Records for the task:
------------------------------------------------------------------------
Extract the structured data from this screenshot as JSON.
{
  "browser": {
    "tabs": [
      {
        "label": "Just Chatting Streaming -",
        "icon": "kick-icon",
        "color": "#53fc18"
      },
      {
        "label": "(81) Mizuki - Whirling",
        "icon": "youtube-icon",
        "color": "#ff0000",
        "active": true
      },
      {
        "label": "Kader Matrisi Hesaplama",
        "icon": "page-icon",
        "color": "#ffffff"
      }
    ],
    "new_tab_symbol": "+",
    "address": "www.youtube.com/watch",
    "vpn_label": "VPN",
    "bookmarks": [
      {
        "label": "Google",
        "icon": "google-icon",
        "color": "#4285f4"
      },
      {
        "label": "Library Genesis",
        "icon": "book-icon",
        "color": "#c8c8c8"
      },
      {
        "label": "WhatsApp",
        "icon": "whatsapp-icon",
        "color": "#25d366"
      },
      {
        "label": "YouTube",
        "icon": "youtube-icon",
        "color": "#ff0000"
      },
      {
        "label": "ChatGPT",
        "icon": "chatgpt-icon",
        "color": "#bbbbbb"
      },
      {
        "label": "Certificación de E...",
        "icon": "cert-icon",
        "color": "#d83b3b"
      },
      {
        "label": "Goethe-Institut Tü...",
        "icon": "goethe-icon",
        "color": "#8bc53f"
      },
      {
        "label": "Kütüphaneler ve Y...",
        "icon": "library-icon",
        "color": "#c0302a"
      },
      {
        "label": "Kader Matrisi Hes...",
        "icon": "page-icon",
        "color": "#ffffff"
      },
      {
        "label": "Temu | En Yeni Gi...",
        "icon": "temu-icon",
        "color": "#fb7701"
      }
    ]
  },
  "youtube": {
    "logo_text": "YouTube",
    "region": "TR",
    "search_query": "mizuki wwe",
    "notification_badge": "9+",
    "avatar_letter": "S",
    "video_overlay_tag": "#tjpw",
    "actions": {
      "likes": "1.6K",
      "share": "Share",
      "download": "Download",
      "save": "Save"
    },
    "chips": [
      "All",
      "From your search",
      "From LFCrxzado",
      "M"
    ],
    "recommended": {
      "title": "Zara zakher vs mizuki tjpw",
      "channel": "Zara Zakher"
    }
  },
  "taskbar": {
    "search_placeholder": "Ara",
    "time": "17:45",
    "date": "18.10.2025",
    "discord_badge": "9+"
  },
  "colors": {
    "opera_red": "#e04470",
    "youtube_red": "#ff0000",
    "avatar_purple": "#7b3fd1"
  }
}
------------------------------------------------------------------------
Your objective:
"Matrisi" is the word to look for; copy every line of the data that has it.

Response:
        "label": "Kader Matrisi Hesaplama",
        "label": "Kader Matrisi Hes...",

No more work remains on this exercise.